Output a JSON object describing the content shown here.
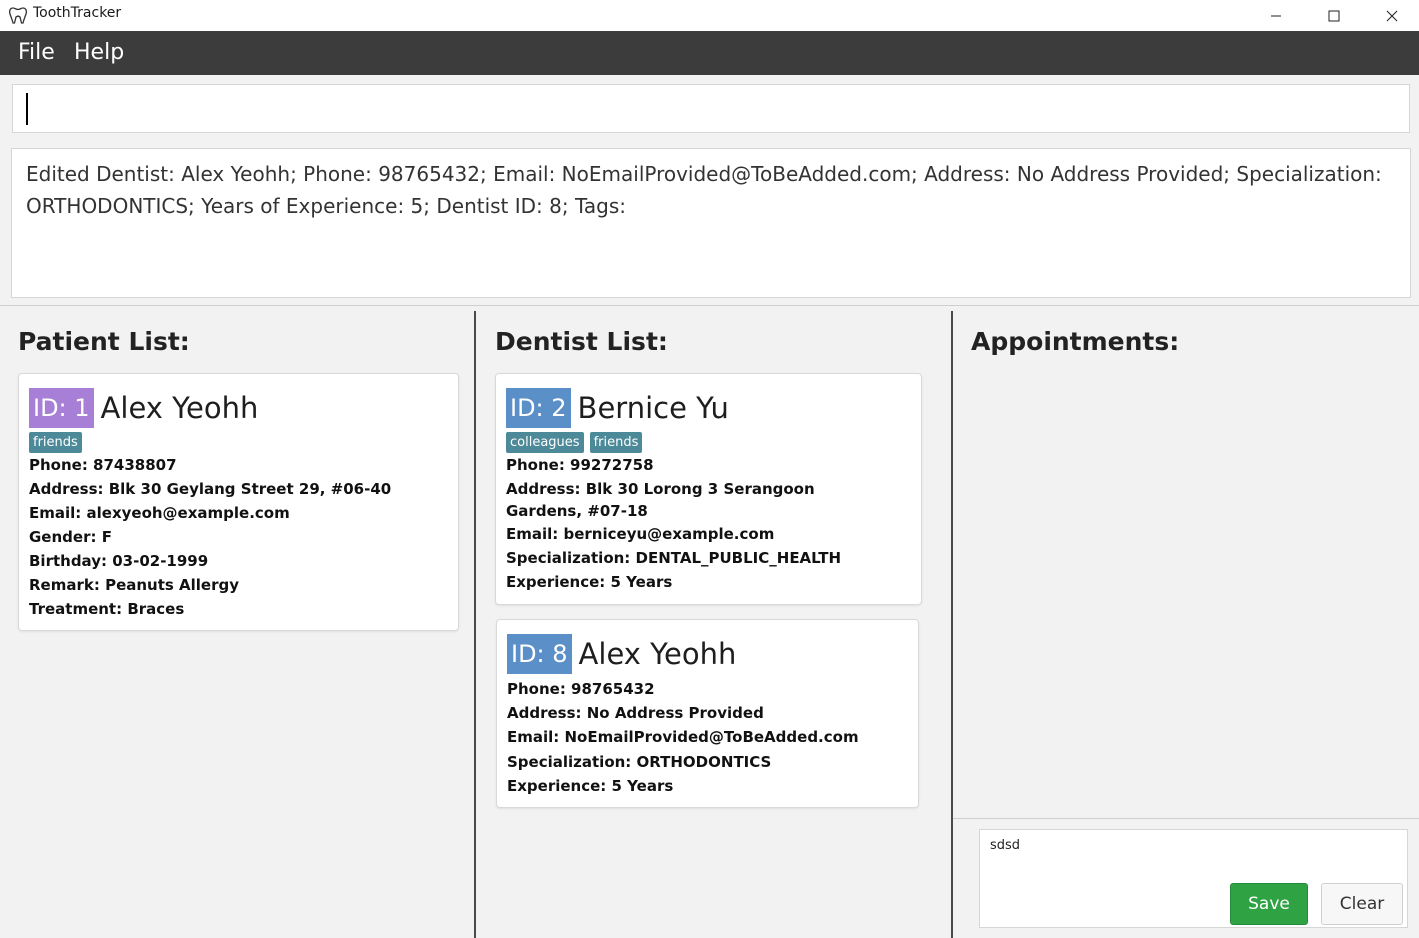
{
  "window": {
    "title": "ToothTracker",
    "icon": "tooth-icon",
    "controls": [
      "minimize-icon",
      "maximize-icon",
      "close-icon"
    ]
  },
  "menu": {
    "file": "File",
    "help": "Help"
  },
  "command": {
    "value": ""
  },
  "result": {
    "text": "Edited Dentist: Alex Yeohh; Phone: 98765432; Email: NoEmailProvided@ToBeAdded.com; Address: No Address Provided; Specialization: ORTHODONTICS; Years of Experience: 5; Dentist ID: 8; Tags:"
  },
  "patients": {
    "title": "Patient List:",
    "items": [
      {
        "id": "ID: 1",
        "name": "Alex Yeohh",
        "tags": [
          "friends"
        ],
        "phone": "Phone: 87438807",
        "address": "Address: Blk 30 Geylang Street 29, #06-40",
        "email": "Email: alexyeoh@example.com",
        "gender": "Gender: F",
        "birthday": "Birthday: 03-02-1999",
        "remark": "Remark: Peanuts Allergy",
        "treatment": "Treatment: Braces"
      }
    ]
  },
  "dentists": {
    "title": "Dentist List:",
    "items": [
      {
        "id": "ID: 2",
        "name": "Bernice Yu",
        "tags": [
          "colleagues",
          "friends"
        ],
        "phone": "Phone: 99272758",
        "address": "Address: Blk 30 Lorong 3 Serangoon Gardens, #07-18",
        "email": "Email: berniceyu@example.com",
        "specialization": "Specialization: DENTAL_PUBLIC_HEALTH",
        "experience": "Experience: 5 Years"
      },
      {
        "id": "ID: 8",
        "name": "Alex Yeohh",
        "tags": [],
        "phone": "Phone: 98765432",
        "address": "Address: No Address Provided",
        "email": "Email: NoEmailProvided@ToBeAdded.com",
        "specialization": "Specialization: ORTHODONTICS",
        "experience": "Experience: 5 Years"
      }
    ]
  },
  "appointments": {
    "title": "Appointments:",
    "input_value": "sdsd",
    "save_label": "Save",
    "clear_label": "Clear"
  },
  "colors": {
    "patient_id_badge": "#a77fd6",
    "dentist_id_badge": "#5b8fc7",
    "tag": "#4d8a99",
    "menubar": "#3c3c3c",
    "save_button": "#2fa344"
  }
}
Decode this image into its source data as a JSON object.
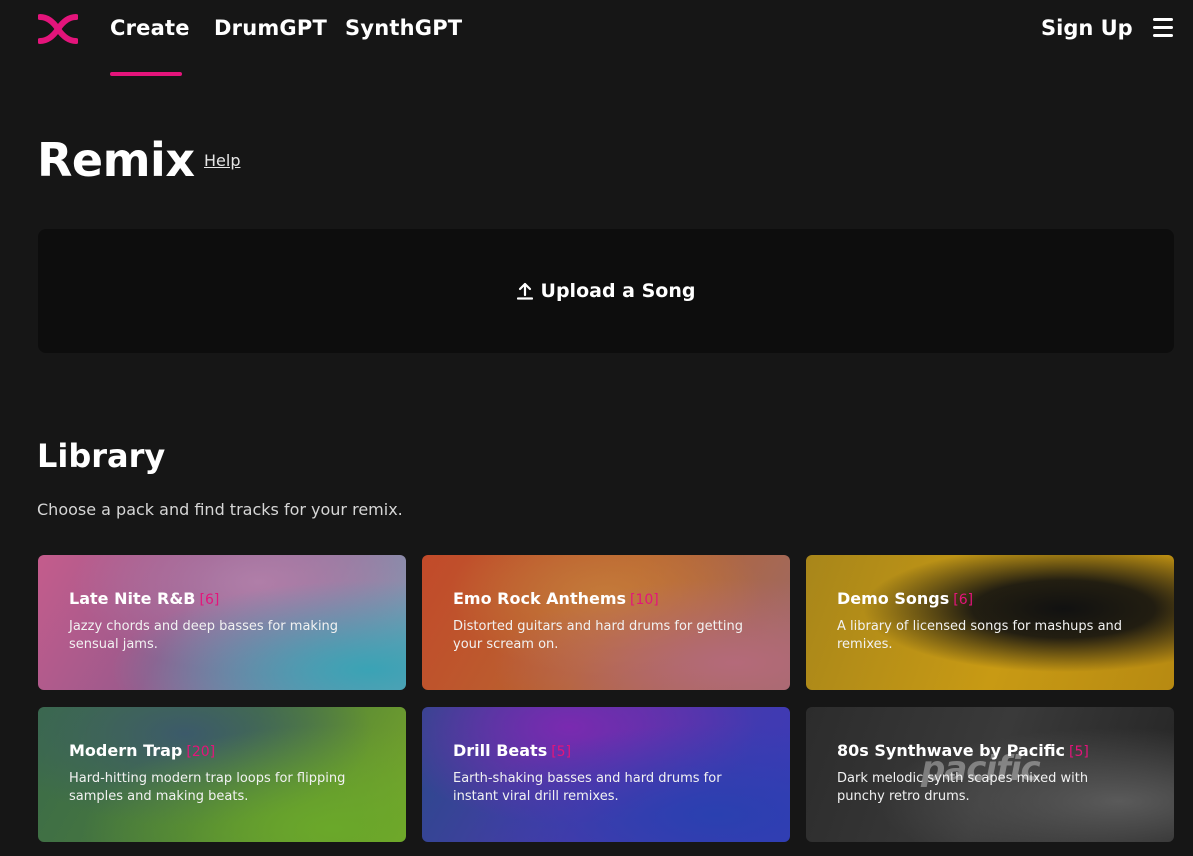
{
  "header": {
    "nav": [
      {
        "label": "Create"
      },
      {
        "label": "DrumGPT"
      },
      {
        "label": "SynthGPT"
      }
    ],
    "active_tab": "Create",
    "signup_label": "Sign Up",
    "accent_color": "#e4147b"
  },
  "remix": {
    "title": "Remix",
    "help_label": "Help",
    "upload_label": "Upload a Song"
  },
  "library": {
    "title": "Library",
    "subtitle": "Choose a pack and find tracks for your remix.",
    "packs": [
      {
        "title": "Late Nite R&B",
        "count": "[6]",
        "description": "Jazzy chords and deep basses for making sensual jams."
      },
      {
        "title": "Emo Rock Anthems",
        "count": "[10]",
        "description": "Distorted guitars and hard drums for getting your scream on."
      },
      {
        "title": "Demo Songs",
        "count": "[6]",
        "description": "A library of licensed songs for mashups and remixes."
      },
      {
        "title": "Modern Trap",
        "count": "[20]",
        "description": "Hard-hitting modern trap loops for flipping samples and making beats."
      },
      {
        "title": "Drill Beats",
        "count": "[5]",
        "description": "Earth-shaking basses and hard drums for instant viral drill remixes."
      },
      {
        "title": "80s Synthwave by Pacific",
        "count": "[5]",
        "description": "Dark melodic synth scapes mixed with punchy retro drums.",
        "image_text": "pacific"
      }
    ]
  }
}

**TASK**: When a line in the material contains the string "JSON", copy that line.

**RESPONSE TO THIS EXERCISE**:
Output a JSON object describing the content shown here.
Decode this image into its source data as a JSON object.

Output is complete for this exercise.